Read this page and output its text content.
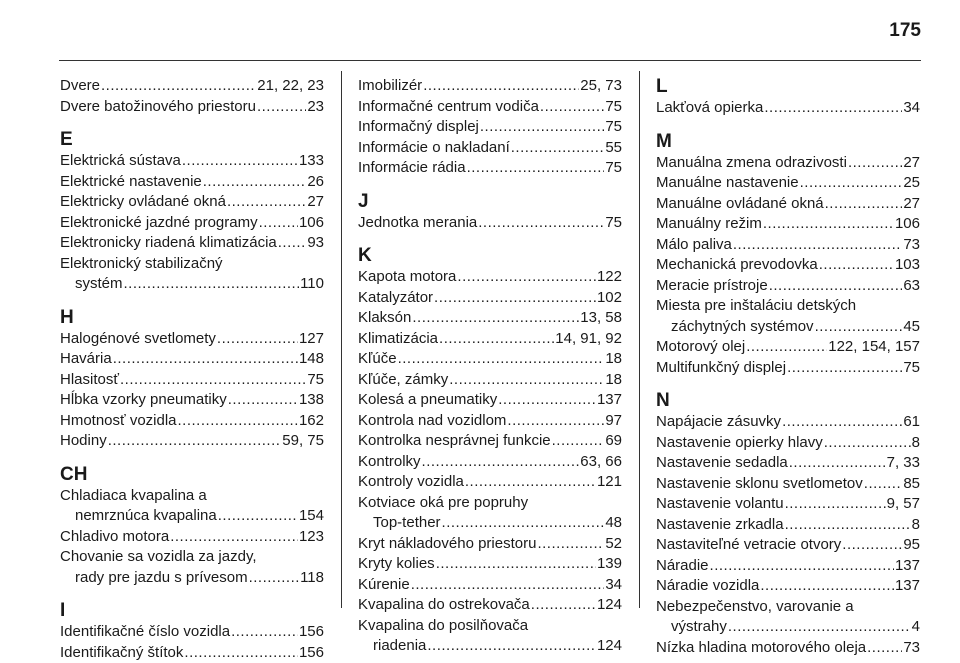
175
Dvere .....	21, 22, 23
Dvere batožinového priestoru .....	23
E
Elektrická sústava .....	133
Elektrické nastavenie .....	26
Elektricky ovládané okná .....	27
Elektronické jazdné programy .....	106
Elektronicky riadená klimatizácia ..... 93
Elektronický stabilizačný
systém .....	110
H
Halogénové svetlomety .....	127
Havária .....	148
Hlasitosť .....	75
Hĺbka vzorky pneumatiky .....	138
Hmotnosť vozidla .....	162
Hodiny .....	59, 75
CH
Chladiaca kvapalina a
nemrznúca kvapalina .....	154
Chladivo motora .....	123
Chovanie sa vozidla za jazdy,
rady pre jazdu s prívesom .....	118
I
Identifikačné číslo vozidla .....	156
Identifikačný štítok .....	156
Imobilizér .....	25, 73
Informačné centrum vodiča .....	75
Informačný displej .....	75
Informácie o nakladaní .....	55
Informácie rádia .....	75
J
Jednotka merania .....	75
K
Kapota motora .....	122
Katalyzátor .....	102
Klaksón .....	13, 58
Klimatizácia .....	14, 91, 92
Kľúče .....	18
Kľúče, zámky .....	18
Kolesá a pneumatiky .....	137
Kontrola nad vozidlom .....	97
Kontrolka nesprávnej funkcie .....	69
Kontrolky .....	63, 66
Kontroly vozidla .....	121
Kotviace oká pre popruhy
Top-tether .....	48
Kryt nákladového priestoru .....	52
Kryty kolies .....	139
Kúrenie .....	34
Kvapalina do ostrekovača .....	124
Kvapalina do posilňovača
riadenia .....	124
L
Lakťová opierka .....	34
M
Manuálna zmena odrazivosti .....	27
Manuálne nastavenie .....	25
Manuálne ovládané okná .....	27
Manuálny režim .....	106
Málo paliva .....	73
Mechanická prevodovka .....	103
Meracie prístroje .....	63
Miesta pre inštaláciu detských
záchytných systémov .....	45
Motorový olej .....	122, 154, 157
Multifunkčný displej .....	75
N
Napájacie zásuvky .....	61
Nastavenie opierky hlavy .....	8
Nastavenie sedadla .....	7, 33
Nastavenie sklonu svetlometov .....	85
Nastavenie volantu .....	9, 57
Nastavenie zrkadla .....	8
Nastaviteľné vetracie otvory .....	95
Náradie .....	137
Náradie vozidla .....	137
Nebezpečenstvo, varovanie a
výstrahy .....	4
Nízka hladina motorového oleja ..... 73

# The problem:
Repeat the records in full, exactly as they appear, without the pictures.

# Output of the exercise:
Read this page and output its text content.
175
Dvere .....	21, 22, 23
Dvere batožinového priestoru .....	23
E
Elektrická sústava .....	133
Elektrické nastavenie .....	26
Elektricky ovládané okná .....	27
Elektronické jazdné programy .....	106
Elektronicky riadená klimatizácia ..... 93
Elektronický stabilizačný
systém .....	110
H
Halogénové svetlomety .....	127
Havária .....	148
Hlasitosť .....	75
Hĺbka vzorky pneumatiky .....	138
Hmotnosť vozidla .....	162
Hodiny .....	59, 75
CH
Chladiaca kvapalina a
nemrznúca kvapalina .....	154
Chladivo motora .....	123
Chovanie sa vozidla za jazdy,
rady pre jazdu s prívesom .....	118
I
Identifikačné číslo vozidla .....	156
Identifikačný štítok .....	156
Imobilizér .....	25, 73
Informačné centrum vodiča .....	75
Informačný displej .....	75
Informácie o nakladaní .....	55
Informácie rádia .....	75
J
Jednotka merania .....	75
K
Kapota motora .....	122
Katalyzátor .....	102
Klaksón .....	13, 58
Klimatizácia .....	14, 91, 92
Kľúče .....	18
Kľúče, zámky .....	18
Kolesá a pneumatiky .....	137
Kontrola nad vozidlom .....	97
Kontrolka nesprávnej funkcie .....	69
Kontrolky .....	63, 66
Kontroly vozidla .....	121
Kotviace oká pre popruhy
Top-tether .....	48
Kryt nákladového priestoru .....	52
Kryty kolies .....	139
Kúrenie .....	34
Kvapalina do ostrekovača .....	124
Kvapalina do posilňovača
riadenia .....	124
L
Lakťová opierka .....	34
M
Manuálna zmena odrazivosti .....	27
Manuálne nastavenie .....	25
Manuálne ovládané okná .....	27
Manuálny režim .....	106
Málo paliva .....	73
Mechanická prevodovka .....	103
Meracie prístroje .....	63
Miesta pre inštaláciu detských
záchytných systémov .....	45
Motorový olej .....	122, 154, 157
Multifunkčný displej .....	75
N
Napájacie zásuvky .....	61
Nastavenie opierky hlavy .....	8
Nastavenie sedadla .....	7, 33
Nastavenie sklonu svetlometov .....	85
Nastavenie volantu .....	9, 57
Nastavenie zrkadla .....	8
Nastaviteľné vetracie otvory .....	95
Náradie .....	137
Náradie vozidla .....	137
Nebezpečenstvo, varovanie a
výstrahy .....	4
Nízka hladina motorového oleja ..... 73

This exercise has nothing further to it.